* **What you are asked to do**
Carry on the forum thread about the history of Look from the point where it stops.

* **Document passage**
=====

# History of Look



## booth1234

I have been searching for some history on Look and unfortunately have come up with nothing (nothing really on their website that I can see). I am considering buying 595 but want to learn as much about the company before I buy. 

If someone could point me to a website or maybe some of you more knowledgeable members could post some information I would be most obliged 

Thanks for any help

Ryan


----------



## Mapei

Others will probably correct me, but I remember Look as being the same company that helped invent the modern quick-release ski binding. They then turned their attention to bicycle pedals, and then to other bicycle components, including frames. They are a long-established company. They have a history of innovation.


----------



## chas

booth1234 said:


> I have been searching for some history on Look and unfortunately have come up with nothing (nothing really on their website that I can see). I am considering buying 595 but want to learn as much about the company before I buy.
> 
> If someone could point me to a website or maybe some of you more knowledgeable members could post some information I would be most obliged
> 
> Thanks for any help
> 
> Ryan



Hi Ryan,

Here's a link to our info page: http://www.lookcycle.com/infos/?lang=en

If you have any specific questions, just let me know and I'll do my best to answer them :thumbsup: .

*[email protected]*


----------



## Dave Hickey

What he said...and they started making carbon bikes around 1986...Greg Lemond and Bernard Hinault used carbon tubed/aluminum lugged LOOKs in the 1986 Tour De France mountain stages..


----------



## booth1234

Thanks guys!! 

I am looking for their "history of innovation", their racing history and how they started and progressed as a company.

Chas,

This is a great link for what they are doing and the immediate past but I am having a hard time finding anything beyond that. I am trying to dig a little deeper. Or maybe I am looking in the wrong place.:mad2: 

I really don't have specific questions because I know so little  

Any Information that you feel would help, I would be very much happy to hear.

Again thanks for all the help and your time!!!

Ryan


----------



## Dave Hickey

Ryan, all of the below teams used LOOK frames at one time

La Vie Clarie- they were the first to ride LOOK frames. 
ONCE
Credit Agricol(spelling)
BigMat
CSC

Bernard Hinault, Greg Lemond, Laurent Jalabert were all top riders


----------



## samh

*old look frames*



Dave Hickey said:


> What he said...and they started making carbon bikes around 1986...Greg Lemond and Bernard Hinault used carbon tubed/aluminum lugged LOOKs in the 1986 Tour De France mountain stages..

=====

* **Information provided**
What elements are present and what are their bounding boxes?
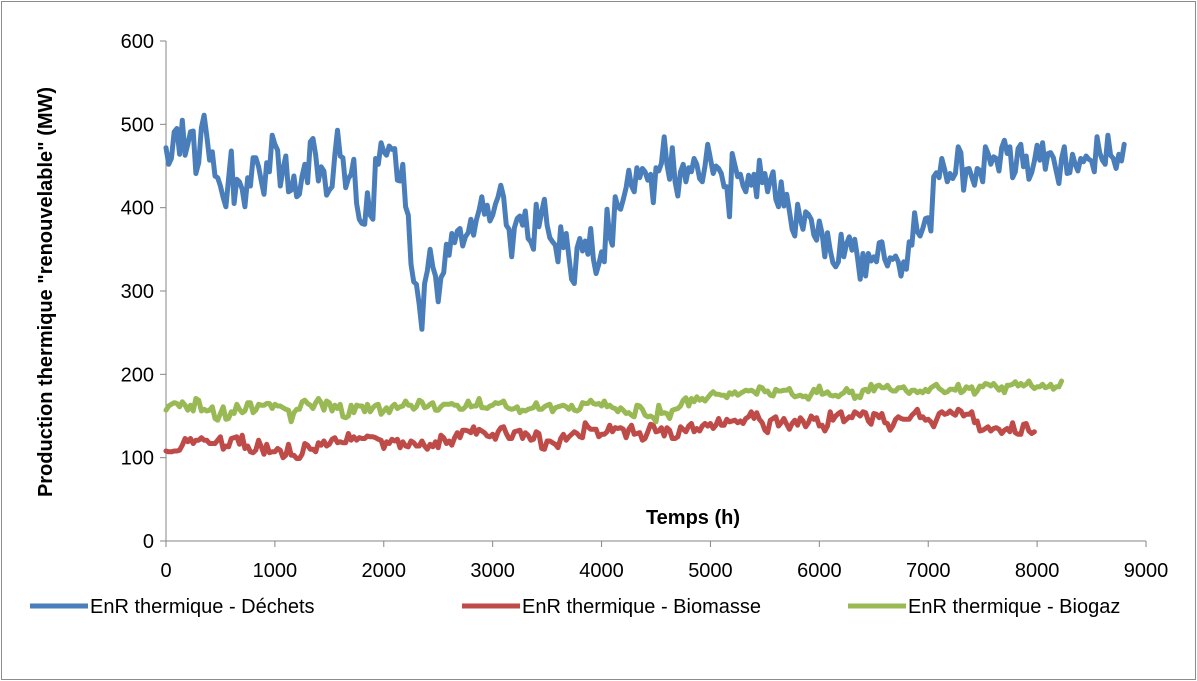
x-tick-label: 3000 bbox=[470, 560, 515, 582]
x-tick-label: 7000 bbox=[906, 560, 951, 582]
y-tick-label: 300 bbox=[121, 281, 154, 303]
series-layer bbox=[163, 112, 1127, 461]
x-tick-label: 8000 bbox=[1015, 560, 1060, 582]
legend: EnR thermique - Déchets EnR thermique - B… bbox=[30, 596, 1120, 618]
series-line-0 bbox=[163, 112, 1127, 332]
y-axis: 0 100 200 300 400 500 600 bbox=[121, 31, 167, 553]
y-tick-label: 400 bbox=[121, 198, 154, 220]
legend-label-2: EnR thermique - Biogaz bbox=[908, 596, 1120, 618]
y-axis-title: Production thermique "renouvelable" (MW) bbox=[35, 87, 57, 497]
x-tick-label: 0 bbox=[160, 560, 171, 582]
y-tick-label: 200 bbox=[121, 364, 154, 386]
x-tick-label: 4000 bbox=[579, 560, 624, 582]
y-tick-label: 100 bbox=[121, 448, 154, 470]
x-tick-label: 5000 bbox=[688, 560, 733, 582]
series-line-1 bbox=[163, 406, 1037, 461]
legend-label-1: EnR thermique - Biomasse bbox=[522, 596, 761, 618]
x-tick-label: 9000 bbox=[1124, 560, 1169, 582]
x-tick-label: 6000 bbox=[797, 560, 842, 582]
y-tick-label: 500 bbox=[121, 114, 154, 136]
y-tick-label: 600 bbox=[121, 31, 154, 53]
x-axis-title: Temps (h) bbox=[646, 507, 740, 529]
series-line-2 bbox=[163, 378, 1065, 425]
x-axis: 0 1000 2000 3000 4000 5000 6000 7000 8000 9000 bbox=[160, 540, 1169, 582]
x-tick-label: 1000 bbox=[253, 560, 298, 582]
legend-label-0: EnR thermique - Déchets bbox=[90, 596, 315, 618]
x-tick-label: 2000 bbox=[362, 560, 407, 582]
y-tick-label: 0 bbox=[143, 531, 154, 553]
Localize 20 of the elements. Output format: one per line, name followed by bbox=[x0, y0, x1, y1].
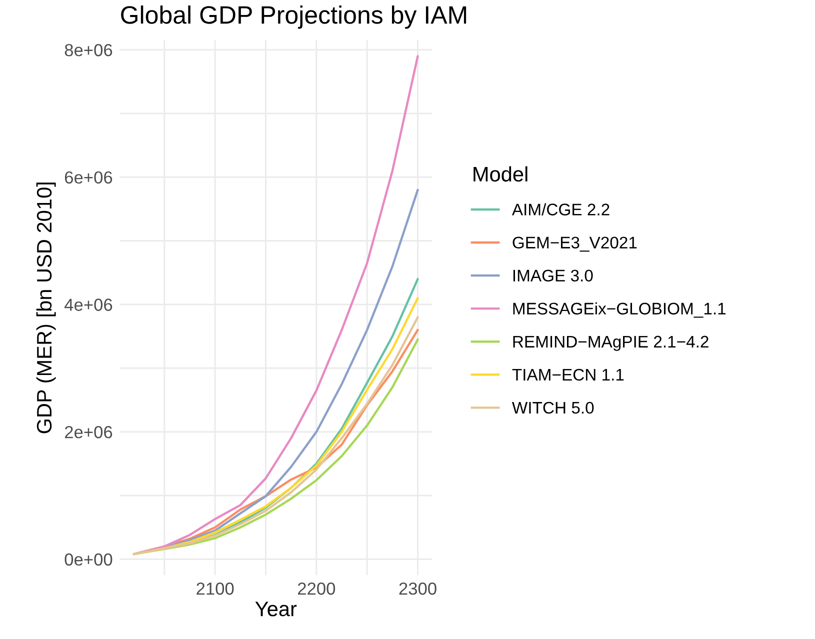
legend-label: WITCH 5.0 bbox=[512, 402, 594, 414]
legend-label: REMIND−MAgPIE 2.1−4.2 bbox=[513, 336, 708, 351]
x-tick-label: 2200 bbox=[298, 582, 336, 595]
x-tick-label: 2100 bbox=[196, 582, 234, 595]
x-axis-title: Year bbox=[255, 602, 297, 616]
y-tick-label: 8e+06 bbox=[64, 44, 112, 56]
legend-label: GEM−E3_V2021 bbox=[512, 236, 637, 252]
legend-title: Model bbox=[474, 166, 528, 182]
y-axis-title: GDP (MER) [bn USD 2010] bbox=[36, 182, 56, 434]
y-tick-label: 4e+06 bbox=[64, 298, 112, 311]
y-tick-label: 2e+06 bbox=[64, 426, 112, 438]
legend-label: IMAGE 3.0 bbox=[513, 270, 593, 282]
y-tick-label: 0e+00 bbox=[64, 553, 112, 566]
y-tick-label: 6e+06 bbox=[64, 171, 112, 184]
x-tick-label: 2300 bbox=[399, 582, 436, 595]
legend-label: TIAM−ECN 1.1 bbox=[512, 368, 624, 381]
legend-label: MESSAGEix−GLOBIOM_1.1 bbox=[513, 302, 726, 318]
chart-title: Global GDP Projections by IAM bbox=[121, 5, 466, 29]
legend-label: AIM/CGE 2.2 bbox=[512, 203, 610, 216]
line-series bbox=[132, 55, 419, 556]
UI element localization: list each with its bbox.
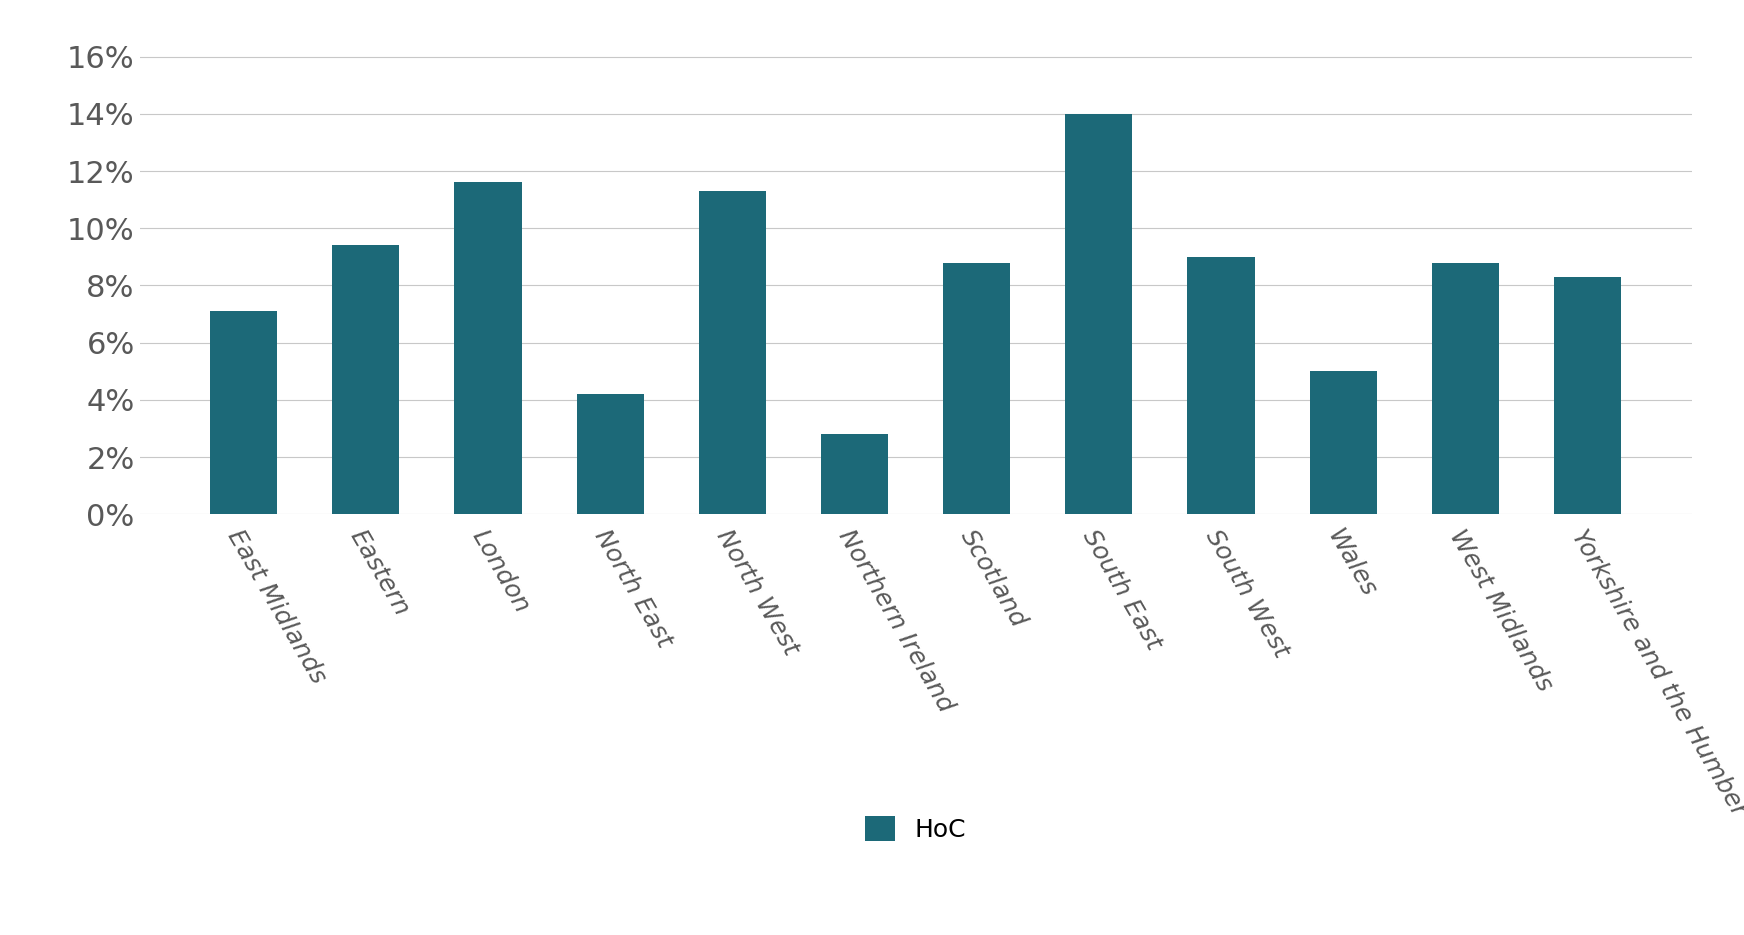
Bar	[1432, 263, 1498, 514]
Bar	[699, 191, 766, 514]
Bar	[1066, 114, 1132, 514]
Bar	[1310, 371, 1376, 514]
Bar	[577, 395, 644, 514]
Bar	[944, 263, 1010, 514]
Bar	[333, 245, 399, 514]
Bar	[209, 311, 277, 514]
Bar	[1188, 257, 1254, 514]
Bar	[821, 434, 888, 514]
Bar	[455, 182, 521, 514]
Bar	[1554, 277, 1622, 514]
Legend: HoC: HoC	[855, 806, 977, 852]
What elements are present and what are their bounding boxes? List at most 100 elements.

=====

* **Result of the exercise**
how are the new frames different from old? stiffer? lighter?


----------



## jhamlin38

this is the perfect reason to call the Look rep that handles your territory directly. I met one today in NJ, and he was friendly, articulate, and informative. I too am a rep of premium/luxury products, so I'm immediatly fond of reps. But I can tell you that most reps LOVE talking about their products, and often know the history, and minute details of all aspects of the brand and the products.


----------



## edk

Dave Hickey said:


> Ryan, all of the below teams used LOOK frames at one time
> 
> La Vie Clarie- they were the first to ride LOOK frames.
> ONCE
> Credit Agricol(spelling)
> BigMat
> CSC
> 
> Bernard Hinault, Greg Lemond, Laurent Jalabert were all top riders


and...

Kelme
RAGT-semences 

Alex Zulle, Thor Hushovd


----------



## booth1234

jhamlin38 said:


> this is the perfect reason to call the Look rep that handles your territory directly. I met one today in NJ, and he was friendly, articulate, and informative. I too am a rep of premium/luxury products, so I'm immediatly fond of reps. But I can tell you that most reps LOVE talking about their products, and often know the history, and minute details of all aspects of the brand and the products.


Good advice I will give it a go 

And thanks to all for their replies:thumbsup:


----------



## Mapei

If you google "look ski bindings," you will find a brief Wikipedia entry on the company's history. (You won't find that history, BTW if you google Look bicycles.) Anyway, the company started in 1951 in the ski-binding business. It's gone through several ownership changes over the years. In the process, they dropped the ski-binding side of the business to focus on bicycles. During that time they got into frame-building. They've always been based in France.


----------



## chas

booth1234 said:


> Good advice I will give it a go
> 
> And thanks to all for their replies:thumbsup:


Hi booth1234,

I've been meaning to post a good history for you, but this week has been really crazy so I haven't had time to get all the info together. I should have some time this weekend though, so check back soon.

*[email protected]*


----------



## toonraid

Started with ski bindings
- Made the first Automatique Pedal (clipless) which hinault rode to victory in 84 after a bad fall
- First Carbon bike rode to Tdf victory by Hinault (rebagged VTT) in 85
- First Carbon bike built by Look rode to Tdf Victory by Lemond after a famous chase by Hinault (his team mate)
- First Carbon fork (not sure about the year)
Famous cyclists are 
- Hinault
- Lemond
- Jalabert 
- Thor Hushovd

Famous frames are the early Carbon/alu lugged Mondrians of the late 80's as ridden by Hinault & Lemond as well as the mid to late 90's models ridden by Jaja such as the 171's 381 SL and of course the 496 track frame that got 9 medals at the Athens Olympics.

Unfortunately there is very little info out there or on Look's site which seems on par with the rest of the industry, it seems none of the manufacturers know what was made at any time or don't want to tell anyone about it!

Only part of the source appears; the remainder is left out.